● **What the task requires**
Update the Eurovision 2007 passage by giving it again from "A music critic" through "the karaoke version.", with "press kit" replaced by "media kit".

● **Source extract**
□ □ □
A music critic in the Swedish tabloid newspaper Expressen wrote that Schanke's performance "glow[ed] like a black hole", and that Norway's entry to Eurovision 2007 was among the worst contributions in that year's upcoming contest. He gave his only top score of that year's contestants to the Swedish The Ark with "The Worrying Kind".

==Remixes==
A new electronic press kit from NRK contains four remixes. The main remix is made by Hallgeir Rustan (from the original Stargate production team), with extra guitar play by Jarl Ivar Andresen. Another mix is the "DeepFrost Mix" by the Norwegian DeepFrost team (Thomas J. Heyerdahl, Vegard Strand, Jan "Janski" Lindvaag and Rune Helmersen). A third mix, the "East Remix", is made by Andreas Rickstrand (G:son's co-composer "I Love You Mi Vida"). The press kit also contains the karaoke version.
□ □ □
● **Entries shown**
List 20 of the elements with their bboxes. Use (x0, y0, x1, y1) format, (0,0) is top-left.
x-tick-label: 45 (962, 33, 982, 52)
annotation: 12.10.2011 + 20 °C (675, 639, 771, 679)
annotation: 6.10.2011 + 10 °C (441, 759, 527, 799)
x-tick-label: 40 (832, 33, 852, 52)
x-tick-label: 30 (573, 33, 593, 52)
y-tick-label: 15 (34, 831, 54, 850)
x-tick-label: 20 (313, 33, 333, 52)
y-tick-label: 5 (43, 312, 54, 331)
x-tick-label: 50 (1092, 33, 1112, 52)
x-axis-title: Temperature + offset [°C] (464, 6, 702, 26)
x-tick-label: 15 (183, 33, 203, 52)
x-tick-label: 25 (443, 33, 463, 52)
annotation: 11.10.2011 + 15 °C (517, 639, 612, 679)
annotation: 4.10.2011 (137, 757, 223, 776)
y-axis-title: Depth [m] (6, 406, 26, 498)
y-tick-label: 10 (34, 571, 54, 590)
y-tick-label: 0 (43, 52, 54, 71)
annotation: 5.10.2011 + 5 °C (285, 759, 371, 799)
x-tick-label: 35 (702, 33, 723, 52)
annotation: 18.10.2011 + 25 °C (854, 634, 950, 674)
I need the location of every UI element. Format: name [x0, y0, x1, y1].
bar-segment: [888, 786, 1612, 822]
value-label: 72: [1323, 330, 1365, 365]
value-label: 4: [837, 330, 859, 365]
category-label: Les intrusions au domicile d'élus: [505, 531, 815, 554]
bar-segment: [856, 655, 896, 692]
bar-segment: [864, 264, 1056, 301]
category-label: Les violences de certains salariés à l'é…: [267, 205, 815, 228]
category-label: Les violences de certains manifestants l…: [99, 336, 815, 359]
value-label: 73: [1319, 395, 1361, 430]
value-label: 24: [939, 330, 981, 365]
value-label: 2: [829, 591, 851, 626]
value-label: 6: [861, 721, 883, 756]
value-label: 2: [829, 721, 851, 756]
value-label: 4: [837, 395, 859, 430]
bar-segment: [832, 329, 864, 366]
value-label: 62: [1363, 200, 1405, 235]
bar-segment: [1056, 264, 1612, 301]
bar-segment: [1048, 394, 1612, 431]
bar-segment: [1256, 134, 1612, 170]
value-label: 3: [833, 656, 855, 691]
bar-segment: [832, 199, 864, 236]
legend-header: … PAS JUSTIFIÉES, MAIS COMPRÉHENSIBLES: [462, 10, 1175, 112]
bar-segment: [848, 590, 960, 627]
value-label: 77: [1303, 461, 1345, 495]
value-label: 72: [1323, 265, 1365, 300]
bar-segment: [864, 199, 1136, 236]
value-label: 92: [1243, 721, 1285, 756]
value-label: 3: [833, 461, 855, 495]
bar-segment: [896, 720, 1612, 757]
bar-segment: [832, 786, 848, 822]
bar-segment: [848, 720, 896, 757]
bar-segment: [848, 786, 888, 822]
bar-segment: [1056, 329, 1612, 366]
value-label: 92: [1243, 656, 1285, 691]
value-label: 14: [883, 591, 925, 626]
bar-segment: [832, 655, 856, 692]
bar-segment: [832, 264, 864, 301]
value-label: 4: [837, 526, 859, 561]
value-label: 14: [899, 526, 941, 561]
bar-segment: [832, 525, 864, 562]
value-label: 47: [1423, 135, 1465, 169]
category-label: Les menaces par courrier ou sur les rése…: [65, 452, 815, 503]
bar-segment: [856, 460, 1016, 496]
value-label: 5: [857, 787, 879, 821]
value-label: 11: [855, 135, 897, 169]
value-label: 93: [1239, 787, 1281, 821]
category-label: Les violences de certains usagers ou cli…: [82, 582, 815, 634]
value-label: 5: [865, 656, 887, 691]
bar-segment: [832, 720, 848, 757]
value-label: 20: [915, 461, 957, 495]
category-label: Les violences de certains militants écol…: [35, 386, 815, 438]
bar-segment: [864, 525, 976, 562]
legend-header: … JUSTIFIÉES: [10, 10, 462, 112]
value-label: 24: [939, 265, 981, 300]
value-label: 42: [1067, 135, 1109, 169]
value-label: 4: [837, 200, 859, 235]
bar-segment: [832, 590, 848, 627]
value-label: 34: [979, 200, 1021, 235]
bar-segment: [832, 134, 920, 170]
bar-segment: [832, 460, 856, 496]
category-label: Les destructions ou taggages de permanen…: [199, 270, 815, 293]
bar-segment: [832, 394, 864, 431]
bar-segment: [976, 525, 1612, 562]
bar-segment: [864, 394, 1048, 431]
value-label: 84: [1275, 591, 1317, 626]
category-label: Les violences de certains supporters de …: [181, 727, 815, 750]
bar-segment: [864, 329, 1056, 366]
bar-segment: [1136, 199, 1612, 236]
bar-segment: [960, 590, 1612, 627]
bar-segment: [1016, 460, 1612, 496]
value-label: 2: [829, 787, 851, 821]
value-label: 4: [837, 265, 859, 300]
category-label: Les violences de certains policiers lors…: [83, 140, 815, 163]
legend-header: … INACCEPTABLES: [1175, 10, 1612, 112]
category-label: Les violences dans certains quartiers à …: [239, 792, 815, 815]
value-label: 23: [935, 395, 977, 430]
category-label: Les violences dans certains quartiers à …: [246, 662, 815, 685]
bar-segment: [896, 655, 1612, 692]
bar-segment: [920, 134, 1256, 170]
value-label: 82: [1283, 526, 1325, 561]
□ □ □
● **Written response**
A music critic in the Swedish tabloid newspaper Expressen wrote that Schanke's performance "glow[ed] like a black hole", and that Norway's entry to Eurovision 2007 was among the worst contributions in that year's upcoming contest. He gave his only top score of that year's contestants to the Swedish The Ark with "The Worrying Kind".

==Remixes==
A new electronic media kit from NRK contains four remixes. The main remix is made by Hallgeir Rustan (from the original Stargate production team), with extra guitar play by Jarl Ivar Andresen. Another mix is the "DeepFrost Mix" by the Norwegian DeepFrost team (Thomas J. Heyerdahl, Vegard Strand, Jan "Janski" Lindvaag and Rune Helmersen). A third mix, the "East Remix", is made by Andreas Rickstrand (G:son's co-composer "I Love You Mi Vida"). The media kit also contains the karaoke version.